◆ Directions: Find every line with the word "PENDAYAGUNAAN" and report how many there are, without any other text.

◆ Task material:
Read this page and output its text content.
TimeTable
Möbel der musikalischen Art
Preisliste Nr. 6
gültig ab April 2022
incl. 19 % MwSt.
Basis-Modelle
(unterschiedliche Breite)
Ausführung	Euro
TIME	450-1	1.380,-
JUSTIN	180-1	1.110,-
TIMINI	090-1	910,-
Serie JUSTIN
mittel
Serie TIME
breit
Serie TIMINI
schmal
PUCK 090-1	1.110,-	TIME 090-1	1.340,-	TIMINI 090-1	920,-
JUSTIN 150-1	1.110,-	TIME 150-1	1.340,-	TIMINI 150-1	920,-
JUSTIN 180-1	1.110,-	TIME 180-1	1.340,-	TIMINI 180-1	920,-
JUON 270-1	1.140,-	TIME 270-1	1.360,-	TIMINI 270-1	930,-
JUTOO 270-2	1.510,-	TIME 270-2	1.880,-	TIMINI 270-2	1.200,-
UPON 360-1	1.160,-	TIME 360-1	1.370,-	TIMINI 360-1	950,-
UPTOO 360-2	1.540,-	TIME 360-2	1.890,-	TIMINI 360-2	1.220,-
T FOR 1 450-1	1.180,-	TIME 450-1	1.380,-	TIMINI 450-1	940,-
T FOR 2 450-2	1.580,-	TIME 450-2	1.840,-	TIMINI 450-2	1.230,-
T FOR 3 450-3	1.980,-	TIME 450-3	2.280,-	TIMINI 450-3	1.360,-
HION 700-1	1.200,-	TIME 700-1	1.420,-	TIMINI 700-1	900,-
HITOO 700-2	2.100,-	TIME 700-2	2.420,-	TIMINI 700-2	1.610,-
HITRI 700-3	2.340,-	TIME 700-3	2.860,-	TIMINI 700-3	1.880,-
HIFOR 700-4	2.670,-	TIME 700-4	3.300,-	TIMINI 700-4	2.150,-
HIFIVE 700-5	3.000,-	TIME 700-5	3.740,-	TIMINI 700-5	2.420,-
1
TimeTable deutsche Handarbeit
* * *
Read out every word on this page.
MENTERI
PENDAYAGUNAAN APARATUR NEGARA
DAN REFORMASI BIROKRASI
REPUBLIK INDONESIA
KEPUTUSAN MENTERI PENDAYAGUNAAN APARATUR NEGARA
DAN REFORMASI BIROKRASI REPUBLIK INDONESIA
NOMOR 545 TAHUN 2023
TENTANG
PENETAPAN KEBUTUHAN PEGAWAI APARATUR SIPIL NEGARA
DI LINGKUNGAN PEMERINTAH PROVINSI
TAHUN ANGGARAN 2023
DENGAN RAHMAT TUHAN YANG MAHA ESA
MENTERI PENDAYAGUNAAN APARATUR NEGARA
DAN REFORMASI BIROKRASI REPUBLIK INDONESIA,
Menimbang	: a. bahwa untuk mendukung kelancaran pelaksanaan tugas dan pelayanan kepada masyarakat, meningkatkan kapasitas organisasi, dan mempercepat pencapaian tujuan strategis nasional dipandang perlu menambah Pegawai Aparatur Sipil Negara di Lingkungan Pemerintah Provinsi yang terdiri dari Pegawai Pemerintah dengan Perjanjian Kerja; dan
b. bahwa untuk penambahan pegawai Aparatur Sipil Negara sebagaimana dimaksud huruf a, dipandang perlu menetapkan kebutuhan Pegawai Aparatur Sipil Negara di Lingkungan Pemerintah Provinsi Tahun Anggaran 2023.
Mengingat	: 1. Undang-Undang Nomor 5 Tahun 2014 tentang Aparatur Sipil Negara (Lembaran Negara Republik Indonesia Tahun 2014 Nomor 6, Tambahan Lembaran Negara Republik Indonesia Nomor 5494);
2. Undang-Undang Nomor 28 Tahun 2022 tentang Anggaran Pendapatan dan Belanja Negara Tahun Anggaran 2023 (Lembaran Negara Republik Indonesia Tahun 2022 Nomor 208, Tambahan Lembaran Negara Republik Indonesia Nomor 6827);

◆ Problem solution: 3